(Stored data)
------------

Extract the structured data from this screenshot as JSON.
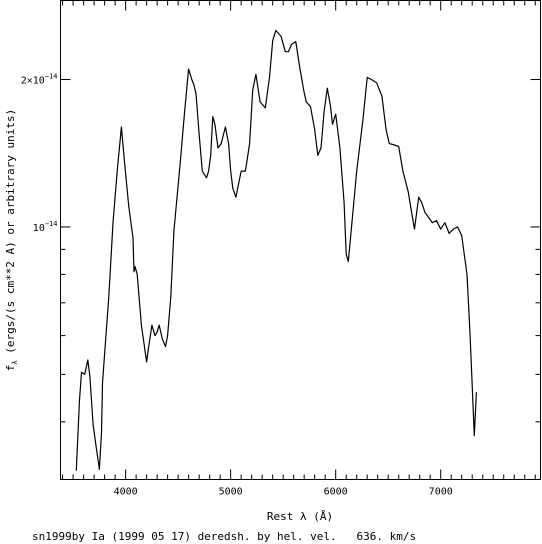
{
  "chart_data": {
    "type": "line",
    "xlabel": "Rest λ (Å)",
    "ylabel": "fλ (ergs/(s cm**2 A) or arbitrary units)",
    "ylabel_sub": "λ",
    "ylabel_main": "(ergs/(s cm**2 A) or arbitrary units)",
    "caption": "sn1999by Ia (1999 05 17) deredsh. by hel. vel.   636. km/s",
    "xlim": [
      3380,
      7950
    ],
    "ylim": [
      3.05e-15,
      2.9e-14
    ],
    "yscale": "log",
    "x_ticks": [
      4000,
      5000,
      6000,
      7000
    ],
    "x_minor_step": 100,
    "y_ticks": [
      {
        "value": 2e-14,
        "mantissa": "2×10",
        "exp": "−14"
      },
      {
        "value": 1e-14,
        "mantissa": "10",
        "exp": "−14"
      }
    ],
    "y_minor": [
      4e-15,
      5e-15,
      6e-15,
      7e-15,
      8e-15,
      9e-15
    ],
    "grid": false,
    "series": [
      {
        "x": [
          3530,
          3560,
          3580,
          3610,
          3640,
          3660,
          3690,
          3720,
          3750,
          3770,
          3780,
          3800,
          3840,
          3880,
          3920,
          3960,
          3990,
          4030,
          4070,
          4080,
          4090,
          4110,
          4150,
          4200,
          4220,
          4250,
          4280,
          4300,
          4320,
          4350,
          4380,
          4400,
          4430,
          4460,
          4520,
          4560,
          4600,
          4630,
          4650,
          4670,
          4700,
          4730,
          4770,
          4790,
          4810,
          4830,
          4850,
          4880,
          4910,
          4950,
          4980,
          5000,
          5020,
          5050,
          5080,
          5100,
          5140,
          5180,
          5210,
          5240,
          5280,
          5330,
          5370,
          5400,
          5430,
          5480,
          5520,
          5550,
          5580,
          5620,
          5660,
          5700,
          5720,
          5760,
          5800,
          5830,
          5860,
          5890,
          5920,
          5950,
          5970,
          6000,
          6040,
          6080,
          6100,
          6120,
          6160,
          6200,
          6260,
          6300,
          6340,
          6390,
          6440,
          6480,
          6510,
          6560,
          6600,
          6640,
          6690,
          6720,
          6750,
          6790,
          6820,
          6850,
          6880,
          6920,
          6960,
          7000,
          7040,
          7080,
          7120,
          7160,
          7200,
          7250,
          7280,
          7320,
          7340
        ],
        "y": [
          3.18e-15,
          4.4e-15,
          5.05e-15,
          5e-15,
          5.35e-15,
          4.95e-15,
          3.95e-15,
          3.55e-15,
          3.2e-15,
          3.8e-15,
          4.8e-15,
          5.5e-15,
          7.2e-15,
          1.02e-14,
          1.3e-14,
          1.6e-14,
          1.35e-14,
          1.1e-14,
          9.5e-15,
          8.1e-15,
          8.3e-15,
          8e-15,
          6.3e-15,
          5.3e-15,
          5.7e-15,
          6.3e-15,
          6e-15,
          6.1e-15,
          6.3e-15,
          5.9e-15,
          5.7e-15,
          6e-15,
          7.2e-15,
          9.8e-15,
          1.35e-14,
          1.7e-14,
          2.1e-14,
          2e-14,
          1.95e-14,
          1.87e-14,
          1.55e-14,
          1.3e-14,
          1.26e-14,
          1.3e-14,
          1.4e-14,
          1.68e-14,
          1.62e-14,
          1.45e-14,
          1.48e-14,
          1.6e-14,
          1.48e-14,
          1.3e-14,
          1.2e-14,
          1.15e-14,
          1.24e-14,
          1.3e-14,
          1.3e-14,
          1.48e-14,
          1.9e-14,
          2.05e-14,
          1.8e-14,
          1.75e-14,
          2.02e-14,
          2.4e-14,
          2.52e-14,
          2.45e-14,
          2.28e-14,
          2.28e-14,
          2.36e-14,
          2.39e-14,
          2.1e-14,
          1.88e-14,
          1.8e-14,
          1.76e-14,
          1.58e-14,
          1.4e-14,
          1.45e-14,
          1.72e-14,
          1.92e-14,
          1.77e-14,
          1.62e-14,
          1.7e-14,
          1.45e-14,
          1.12e-14,
          8.8e-15,
          8.5e-15,
          1.05e-14,
          1.3e-14,
          1.66e-14,
          2.02e-14,
          2e-14,
          1.97e-14,
          1.85e-14,
          1.58e-14,
          1.48e-14,
          1.47e-14,
          1.46e-14,
          1.3e-14,
          1.18e-14,
          1.08e-14,
          9.9e-15,
          1.15e-14,
          1.12e-14,
          1.07e-14,
          1.05e-14,
          1.02e-14,
          1.03e-14,
          9.9e-15,
          1.02e-14,
          9.7e-15,
          9.9e-15,
          1e-14,
          9.6e-15,
          8e-15,
          6e-15,
          3.75e-15,
          4.6e-15
        ]
      }
    ]
  }
}
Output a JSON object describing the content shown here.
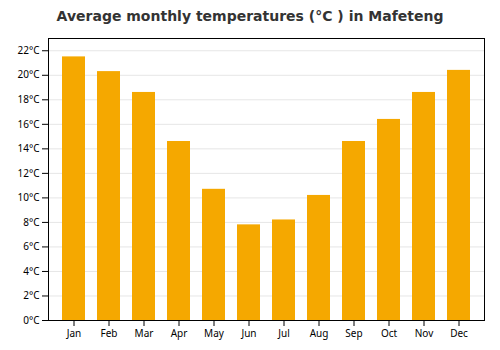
{
  "chart_data": {
    "type": "bar",
    "title": "Average monthly temperatures (°C ) in Mafeteng",
    "categories": [
      "Jan",
      "Feb",
      "Mar",
      "Apr",
      "May",
      "Jun",
      "Jul",
      "Aug",
      "Sep",
      "Oct",
      "Nov",
      "Dec"
    ],
    "values": [
      21.5,
      20.3,
      18.6,
      14.6,
      10.7,
      7.8,
      8.2,
      10.2,
      14.6,
      16.4,
      18.6,
      20.4
    ],
    "color": "#F5A800",
    "ylim": [
      0,
      23
    ],
    "yticks": [
      {
        "value": 0,
        "label": "0°C"
      },
      {
        "value": 2,
        "label": "2°C"
      },
      {
        "value": 4,
        "label": "4°C"
      },
      {
        "value": 6,
        "label": "6°C"
      },
      {
        "value": 8,
        "label": "8°C"
      },
      {
        "value": 10,
        "label": "10°C"
      },
      {
        "value": 12,
        "label": "12°C"
      },
      {
        "value": 14,
        "label": "14°C"
      },
      {
        "value": 16,
        "label": "16°C"
      },
      {
        "value": 18,
        "label": "18°C"
      },
      {
        "value": 20,
        "label": "20°C"
      },
      {
        "value": 22,
        "label": "22°C"
      }
    ],
    "grid": true
  }
}
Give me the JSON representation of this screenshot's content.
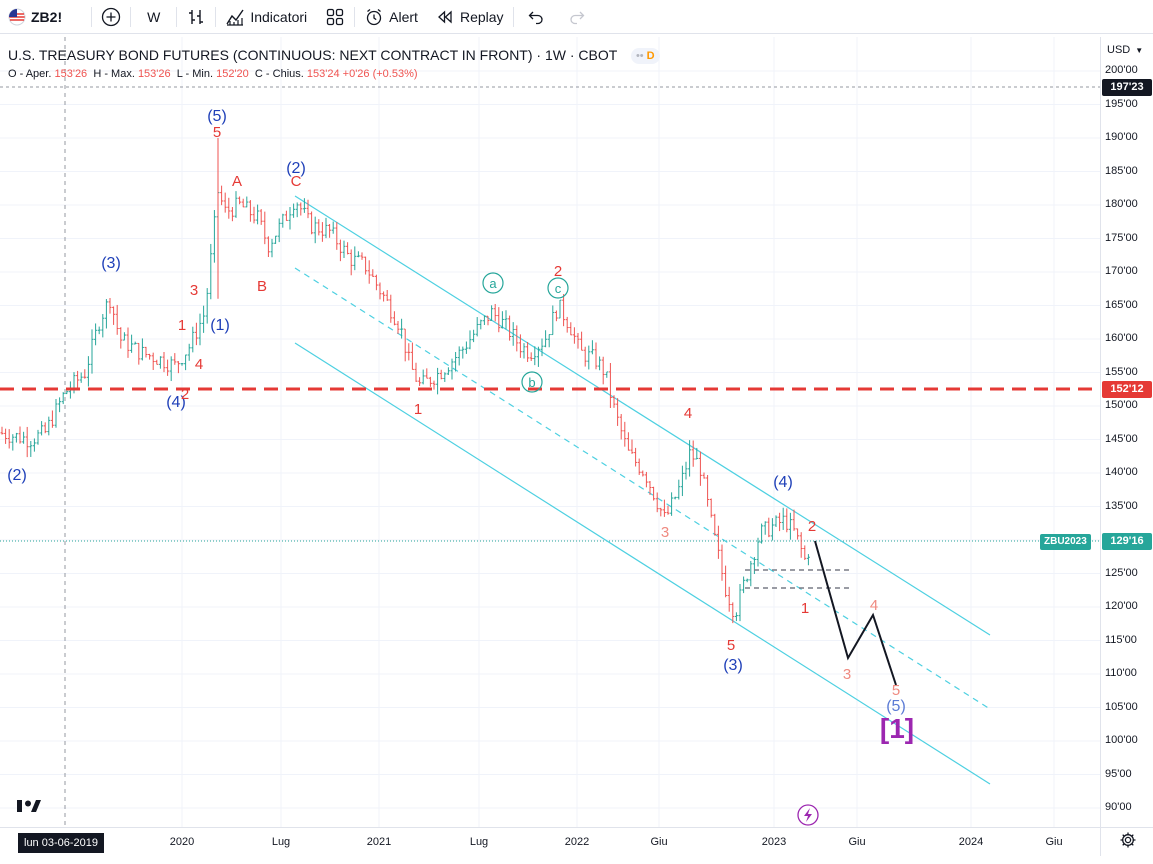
{
  "toolbar": {
    "symbol": "ZB2!",
    "interval": "W",
    "indicators_label": "Indicatori",
    "alert_label": "Alert",
    "replay_label": "Replay"
  },
  "legend": {
    "title": "U.S. TREASURY BOND FUTURES (CONTINUOUS: NEXT CONTRACT IN FRONT) · 1W · CBOT",
    "pill_dots": "••",
    "pill_flag": "D",
    "open_label": "O - Aper.",
    "open_value": "153'26",
    "high_label": "H - Max.",
    "high_value": "153'26",
    "low_label": "L - Min.",
    "low_value": "152'20",
    "close_label": "C - Chius.",
    "close_value": "153'24",
    "change_value": "+0'26 (+0.53%)"
  },
  "price_scale": {
    "currency": "USD",
    "ticks": [
      "200'00",
      "195'00",
      "190'00",
      "185'00",
      "180'00",
      "175'00",
      "170'00",
      "165'00",
      "160'00",
      "155'00",
      "150'00",
      "145'00",
      "140'00",
      "135'00",
      "130'00",
      "125'00",
      "120'00",
      "115'00",
      "110'00",
      "105'00",
      "100'00",
      "95'00",
      "90'00"
    ],
    "badge_high": "197'23",
    "badge_level": "152'12",
    "badge_last": "129'16",
    "symbol_tag": "ZBU2023"
  },
  "time_scale": {
    "cursor_date": "lun 03-06-2019",
    "ticks": [
      "2020",
      "Lug",
      "2021",
      "Lug",
      "2022",
      "Giu",
      "2023",
      "Giu",
      "2024",
      "Giu"
    ]
  },
  "wave_labels": {
    "blue": [
      "(5)",
      "(2)",
      "(3)",
      "(1)",
      "(4)",
      "(2)",
      "(4)",
      "(3)",
      "(5)"
    ],
    "red": [
      "5",
      "A",
      "C",
      "B",
      "3",
      "1",
      "4",
      "2",
      "1",
      "2",
      "4",
      "3",
      "5",
      "2",
      "1",
      "3",
      "4",
      "5"
    ],
    "circled": [
      "a",
      "c",
      "b"
    ],
    "bracket": "[1]"
  },
  "colors": {
    "up": "#26a69a",
    "down": "#ef5350",
    "channel": "#4dd0e1",
    "level_line": "#e53935",
    "wave_blue": "#1e3fb8",
    "wave_red": "#e53935",
    "bracket": "#9c27b0"
  },
  "icons": {
    "toolbar": [
      "flag-icon",
      "add-icon",
      "bars-style-icon",
      "indicators-icon",
      "templates-icon",
      "alert-icon",
      "replay-icon",
      "undo-icon",
      "redo-icon"
    ],
    "chart": [
      "tv-logo-icon",
      "lightning-icon",
      "gear-icon"
    ]
  }
}
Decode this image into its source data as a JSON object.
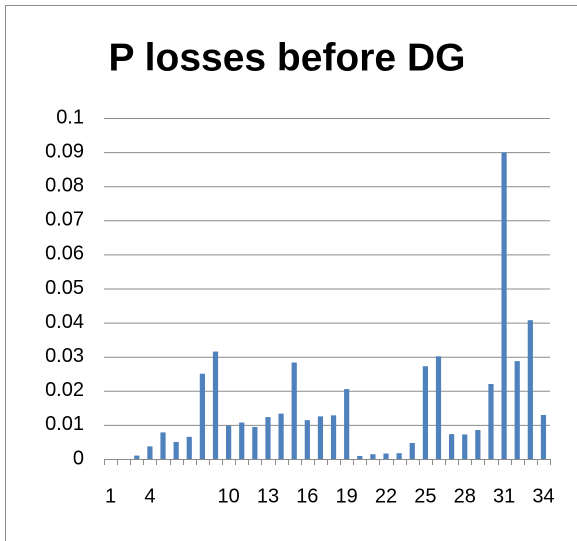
{
  "chart_data": {
    "type": "bar",
    "title": "P losses before DG",
    "categories": [
      "1",
      null,
      null,
      "4",
      null,
      null,
      null,
      null,
      null,
      "10",
      null,
      null,
      "13",
      null,
      null,
      "16",
      null,
      null,
      "19",
      null,
      null,
      "22",
      null,
      null,
      "25",
      null,
      null,
      "28",
      null,
      null,
      "31",
      null,
      null,
      "34"
    ],
    "values": [
      0,
      0,
      0.001,
      0.0037,
      0.0078,
      0.005,
      0.0065,
      0.025,
      0.0315,
      0.0098,
      0.0107,
      0.0094,
      0.0123,
      0.0133,
      0.0283,
      0.0114,
      0.0125,
      0.0128,
      0.0205,
      0.0009,
      0.0014,
      0.0016,
      0.0017,
      0.0047,
      0.0272,
      0.0301,
      0.0073,
      0.0072,
      0.0085,
      0.022,
      0.0899,
      0.0287,
      0.0407,
      0.0129
    ],
    "color": "#4f81bd",
    "ylim": [
      0,
      0.1
    ],
    "yticks": [
      0,
      0.01,
      0.02,
      0.03,
      0.04,
      0.05,
      0.06,
      0.07,
      0.08,
      0.09,
      0.1
    ],
    "grid": true
  }
}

------------

**What to produce**
Track down all lines above with the string "JSON" and copy them.

**Finished answer**
Extract the structured data from this screenshot as JSON.
Output a JSON object describing the content shown here.
Give me the JSON representation of this screenshot's content.
Decode this image into its source data as a JSON object.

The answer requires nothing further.